— AIM —
How many of these lines hold the string "知天长县"? Answer with the number only.

** Begin **

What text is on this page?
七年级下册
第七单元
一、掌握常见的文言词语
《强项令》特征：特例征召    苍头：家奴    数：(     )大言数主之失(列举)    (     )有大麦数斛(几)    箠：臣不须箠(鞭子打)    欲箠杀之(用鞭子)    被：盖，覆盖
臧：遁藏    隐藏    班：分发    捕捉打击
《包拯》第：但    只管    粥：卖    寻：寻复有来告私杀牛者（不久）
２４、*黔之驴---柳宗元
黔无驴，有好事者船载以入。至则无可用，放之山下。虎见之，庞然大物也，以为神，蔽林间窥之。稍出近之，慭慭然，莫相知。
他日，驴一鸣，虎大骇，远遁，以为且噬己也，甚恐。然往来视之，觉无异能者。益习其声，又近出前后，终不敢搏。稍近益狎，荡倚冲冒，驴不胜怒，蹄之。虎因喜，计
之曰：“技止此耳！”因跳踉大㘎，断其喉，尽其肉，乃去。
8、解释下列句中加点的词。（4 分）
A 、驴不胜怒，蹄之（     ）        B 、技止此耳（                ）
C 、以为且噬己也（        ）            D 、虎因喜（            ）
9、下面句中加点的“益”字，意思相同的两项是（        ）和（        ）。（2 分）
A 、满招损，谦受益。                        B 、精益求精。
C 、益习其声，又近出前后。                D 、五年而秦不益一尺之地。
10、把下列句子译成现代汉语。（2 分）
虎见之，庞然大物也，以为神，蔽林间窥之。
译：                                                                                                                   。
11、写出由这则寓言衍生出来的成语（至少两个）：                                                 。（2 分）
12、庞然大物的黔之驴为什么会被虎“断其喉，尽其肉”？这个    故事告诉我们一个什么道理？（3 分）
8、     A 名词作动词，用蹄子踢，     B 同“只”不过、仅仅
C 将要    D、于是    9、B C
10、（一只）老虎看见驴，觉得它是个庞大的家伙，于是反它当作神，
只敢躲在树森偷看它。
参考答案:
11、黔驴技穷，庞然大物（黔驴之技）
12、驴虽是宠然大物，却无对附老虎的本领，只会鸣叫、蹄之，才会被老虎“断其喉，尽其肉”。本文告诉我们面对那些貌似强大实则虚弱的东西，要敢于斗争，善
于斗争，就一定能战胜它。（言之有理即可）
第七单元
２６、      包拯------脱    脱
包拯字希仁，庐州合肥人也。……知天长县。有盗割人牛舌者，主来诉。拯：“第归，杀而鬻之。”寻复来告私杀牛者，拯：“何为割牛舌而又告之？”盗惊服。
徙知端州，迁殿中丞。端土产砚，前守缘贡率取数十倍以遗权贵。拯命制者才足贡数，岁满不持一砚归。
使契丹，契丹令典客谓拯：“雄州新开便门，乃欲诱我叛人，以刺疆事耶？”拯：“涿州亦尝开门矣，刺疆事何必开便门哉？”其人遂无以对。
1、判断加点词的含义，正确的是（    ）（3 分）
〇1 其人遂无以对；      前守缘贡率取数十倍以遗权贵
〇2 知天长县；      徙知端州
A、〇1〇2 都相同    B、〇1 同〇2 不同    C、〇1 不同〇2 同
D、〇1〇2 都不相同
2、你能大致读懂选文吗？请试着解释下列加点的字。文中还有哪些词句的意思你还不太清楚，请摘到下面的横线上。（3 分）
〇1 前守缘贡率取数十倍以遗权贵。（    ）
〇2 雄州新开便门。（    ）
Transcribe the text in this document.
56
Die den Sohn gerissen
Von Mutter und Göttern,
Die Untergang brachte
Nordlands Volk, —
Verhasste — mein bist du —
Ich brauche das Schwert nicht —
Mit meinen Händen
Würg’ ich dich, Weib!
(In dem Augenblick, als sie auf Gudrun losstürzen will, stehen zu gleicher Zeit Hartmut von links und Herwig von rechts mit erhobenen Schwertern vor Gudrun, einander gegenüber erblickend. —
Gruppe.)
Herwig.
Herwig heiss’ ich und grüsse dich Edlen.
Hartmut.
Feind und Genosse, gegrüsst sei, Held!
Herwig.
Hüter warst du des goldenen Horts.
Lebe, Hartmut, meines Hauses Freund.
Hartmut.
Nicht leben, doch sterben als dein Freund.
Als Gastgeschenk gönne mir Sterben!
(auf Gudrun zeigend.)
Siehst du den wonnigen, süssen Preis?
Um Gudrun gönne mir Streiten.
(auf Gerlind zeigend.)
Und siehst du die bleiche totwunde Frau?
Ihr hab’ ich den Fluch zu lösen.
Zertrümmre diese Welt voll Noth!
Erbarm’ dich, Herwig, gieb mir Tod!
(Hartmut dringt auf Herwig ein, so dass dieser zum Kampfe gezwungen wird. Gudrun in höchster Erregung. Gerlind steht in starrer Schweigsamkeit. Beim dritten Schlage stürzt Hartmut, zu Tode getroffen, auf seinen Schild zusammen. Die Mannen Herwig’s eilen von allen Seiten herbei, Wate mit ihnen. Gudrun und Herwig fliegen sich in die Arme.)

** End **

— FINISHED TASK —
2